— Start —

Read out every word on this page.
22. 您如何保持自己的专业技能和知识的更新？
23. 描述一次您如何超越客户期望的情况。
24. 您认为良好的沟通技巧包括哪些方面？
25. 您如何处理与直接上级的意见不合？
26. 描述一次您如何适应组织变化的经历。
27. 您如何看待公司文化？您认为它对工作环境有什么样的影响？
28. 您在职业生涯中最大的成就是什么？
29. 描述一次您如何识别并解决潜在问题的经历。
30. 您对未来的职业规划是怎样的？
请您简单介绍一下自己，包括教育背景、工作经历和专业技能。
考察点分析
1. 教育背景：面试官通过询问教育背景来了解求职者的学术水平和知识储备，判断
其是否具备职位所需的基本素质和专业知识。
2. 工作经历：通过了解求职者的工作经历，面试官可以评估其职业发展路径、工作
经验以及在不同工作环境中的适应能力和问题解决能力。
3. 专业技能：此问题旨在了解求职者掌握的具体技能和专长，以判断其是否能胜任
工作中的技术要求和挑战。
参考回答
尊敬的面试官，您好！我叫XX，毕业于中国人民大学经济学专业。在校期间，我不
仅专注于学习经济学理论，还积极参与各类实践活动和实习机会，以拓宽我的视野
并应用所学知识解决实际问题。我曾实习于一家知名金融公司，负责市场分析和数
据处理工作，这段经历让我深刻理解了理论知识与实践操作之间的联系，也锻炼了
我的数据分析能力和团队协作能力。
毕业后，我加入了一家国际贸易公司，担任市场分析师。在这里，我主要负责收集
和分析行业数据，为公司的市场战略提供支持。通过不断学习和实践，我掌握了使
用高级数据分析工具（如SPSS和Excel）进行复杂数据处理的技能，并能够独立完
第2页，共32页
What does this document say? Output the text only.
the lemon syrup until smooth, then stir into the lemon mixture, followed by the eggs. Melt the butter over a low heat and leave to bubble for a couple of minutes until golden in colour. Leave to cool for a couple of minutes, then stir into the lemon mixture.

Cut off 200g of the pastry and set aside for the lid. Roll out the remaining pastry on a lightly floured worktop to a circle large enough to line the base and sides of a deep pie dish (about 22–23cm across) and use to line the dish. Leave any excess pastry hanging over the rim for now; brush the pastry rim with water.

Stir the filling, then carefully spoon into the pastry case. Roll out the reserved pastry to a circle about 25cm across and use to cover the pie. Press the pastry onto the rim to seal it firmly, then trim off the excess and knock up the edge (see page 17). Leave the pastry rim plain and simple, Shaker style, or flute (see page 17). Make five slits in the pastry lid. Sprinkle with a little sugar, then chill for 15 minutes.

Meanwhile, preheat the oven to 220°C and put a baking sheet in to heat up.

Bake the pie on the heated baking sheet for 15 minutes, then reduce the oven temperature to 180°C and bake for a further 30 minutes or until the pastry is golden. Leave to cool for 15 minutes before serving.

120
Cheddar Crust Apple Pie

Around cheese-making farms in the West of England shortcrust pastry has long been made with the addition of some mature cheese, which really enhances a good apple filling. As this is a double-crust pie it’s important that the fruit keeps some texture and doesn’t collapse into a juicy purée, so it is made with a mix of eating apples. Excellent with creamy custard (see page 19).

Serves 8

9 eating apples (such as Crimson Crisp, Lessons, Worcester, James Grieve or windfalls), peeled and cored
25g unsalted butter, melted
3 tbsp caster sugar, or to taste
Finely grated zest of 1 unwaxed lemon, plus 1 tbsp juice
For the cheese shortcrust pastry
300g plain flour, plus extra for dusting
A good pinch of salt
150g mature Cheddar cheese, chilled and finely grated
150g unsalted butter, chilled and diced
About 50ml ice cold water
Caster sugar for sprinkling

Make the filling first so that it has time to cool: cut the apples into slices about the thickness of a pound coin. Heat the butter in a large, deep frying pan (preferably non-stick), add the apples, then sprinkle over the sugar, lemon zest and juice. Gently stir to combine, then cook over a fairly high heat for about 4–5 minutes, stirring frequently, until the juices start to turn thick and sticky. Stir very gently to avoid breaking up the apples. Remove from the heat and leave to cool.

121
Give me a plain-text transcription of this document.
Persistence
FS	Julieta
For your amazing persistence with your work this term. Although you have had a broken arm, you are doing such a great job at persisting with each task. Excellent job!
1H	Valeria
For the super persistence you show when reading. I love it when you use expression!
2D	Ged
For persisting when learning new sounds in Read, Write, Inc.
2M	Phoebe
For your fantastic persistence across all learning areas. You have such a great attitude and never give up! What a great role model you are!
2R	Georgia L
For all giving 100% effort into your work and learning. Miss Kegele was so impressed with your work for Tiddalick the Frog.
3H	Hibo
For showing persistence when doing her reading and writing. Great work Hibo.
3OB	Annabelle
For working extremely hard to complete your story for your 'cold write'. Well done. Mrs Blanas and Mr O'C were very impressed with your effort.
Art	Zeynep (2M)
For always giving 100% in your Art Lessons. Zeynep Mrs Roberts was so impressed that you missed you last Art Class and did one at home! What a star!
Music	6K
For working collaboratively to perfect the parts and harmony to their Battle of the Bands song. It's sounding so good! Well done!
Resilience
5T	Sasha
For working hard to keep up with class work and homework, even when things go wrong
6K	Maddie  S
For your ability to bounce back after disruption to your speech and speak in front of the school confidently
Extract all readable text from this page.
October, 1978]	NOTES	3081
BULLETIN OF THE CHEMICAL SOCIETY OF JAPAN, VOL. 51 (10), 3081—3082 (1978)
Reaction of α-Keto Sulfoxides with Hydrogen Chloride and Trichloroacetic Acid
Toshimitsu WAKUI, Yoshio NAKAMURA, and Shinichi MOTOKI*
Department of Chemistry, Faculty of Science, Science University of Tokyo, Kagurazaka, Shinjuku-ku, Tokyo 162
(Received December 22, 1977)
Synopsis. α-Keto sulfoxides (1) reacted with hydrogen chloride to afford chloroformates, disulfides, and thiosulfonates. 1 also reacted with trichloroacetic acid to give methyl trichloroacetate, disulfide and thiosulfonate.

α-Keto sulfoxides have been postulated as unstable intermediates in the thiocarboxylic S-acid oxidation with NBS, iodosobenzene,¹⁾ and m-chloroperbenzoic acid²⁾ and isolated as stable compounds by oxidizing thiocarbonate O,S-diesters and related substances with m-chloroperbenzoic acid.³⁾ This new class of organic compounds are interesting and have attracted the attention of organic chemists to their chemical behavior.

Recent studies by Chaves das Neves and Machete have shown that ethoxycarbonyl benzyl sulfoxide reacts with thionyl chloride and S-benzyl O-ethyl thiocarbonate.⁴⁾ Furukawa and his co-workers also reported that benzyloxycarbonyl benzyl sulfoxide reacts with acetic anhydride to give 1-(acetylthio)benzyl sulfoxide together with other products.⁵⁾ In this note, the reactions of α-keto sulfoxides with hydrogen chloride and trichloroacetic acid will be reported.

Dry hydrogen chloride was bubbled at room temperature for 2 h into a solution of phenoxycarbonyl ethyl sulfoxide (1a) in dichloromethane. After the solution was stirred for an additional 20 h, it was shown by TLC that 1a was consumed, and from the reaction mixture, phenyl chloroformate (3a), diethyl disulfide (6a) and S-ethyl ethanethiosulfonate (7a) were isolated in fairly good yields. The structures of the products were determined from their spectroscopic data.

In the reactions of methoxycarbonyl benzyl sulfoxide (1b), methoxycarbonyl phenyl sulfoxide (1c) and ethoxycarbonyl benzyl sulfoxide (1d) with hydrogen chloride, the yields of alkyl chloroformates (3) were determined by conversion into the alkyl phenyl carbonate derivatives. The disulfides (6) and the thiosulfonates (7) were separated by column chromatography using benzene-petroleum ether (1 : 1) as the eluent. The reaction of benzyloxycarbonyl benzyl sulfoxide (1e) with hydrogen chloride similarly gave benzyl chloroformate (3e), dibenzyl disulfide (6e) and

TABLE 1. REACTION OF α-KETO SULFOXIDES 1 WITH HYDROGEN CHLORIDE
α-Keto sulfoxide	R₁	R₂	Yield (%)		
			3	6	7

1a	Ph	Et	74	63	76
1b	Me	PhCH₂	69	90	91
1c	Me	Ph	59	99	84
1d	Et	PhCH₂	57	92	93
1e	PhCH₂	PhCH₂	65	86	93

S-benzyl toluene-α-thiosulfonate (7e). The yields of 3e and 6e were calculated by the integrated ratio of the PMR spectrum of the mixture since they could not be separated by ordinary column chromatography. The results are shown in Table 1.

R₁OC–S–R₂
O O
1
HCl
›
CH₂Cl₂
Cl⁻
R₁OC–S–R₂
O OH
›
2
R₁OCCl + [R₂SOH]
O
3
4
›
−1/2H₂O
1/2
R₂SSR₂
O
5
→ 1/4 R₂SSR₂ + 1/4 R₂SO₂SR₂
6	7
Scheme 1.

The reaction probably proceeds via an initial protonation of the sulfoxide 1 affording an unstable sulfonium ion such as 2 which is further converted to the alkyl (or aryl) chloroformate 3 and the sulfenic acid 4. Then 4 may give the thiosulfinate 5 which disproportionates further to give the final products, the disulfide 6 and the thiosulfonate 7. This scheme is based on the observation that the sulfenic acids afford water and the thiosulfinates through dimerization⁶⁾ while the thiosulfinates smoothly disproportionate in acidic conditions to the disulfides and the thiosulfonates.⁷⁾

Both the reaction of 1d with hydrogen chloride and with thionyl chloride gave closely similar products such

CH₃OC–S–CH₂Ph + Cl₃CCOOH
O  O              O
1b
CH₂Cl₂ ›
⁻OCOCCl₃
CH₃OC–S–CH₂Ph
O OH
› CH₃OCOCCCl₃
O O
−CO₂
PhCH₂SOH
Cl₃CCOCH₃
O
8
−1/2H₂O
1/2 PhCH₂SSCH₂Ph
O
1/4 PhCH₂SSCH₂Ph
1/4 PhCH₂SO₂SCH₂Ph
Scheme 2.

— End —

→ Task requirements
Search the lines for "persisting". Copy each line that has it.

→ Reply to the task
For your amazing persistence with your work this term. Although you have had a broken arm, you are doing such a great job at persisting with each task. Excellent job!
For persisting when learning new sounds in Read, Write, Inc.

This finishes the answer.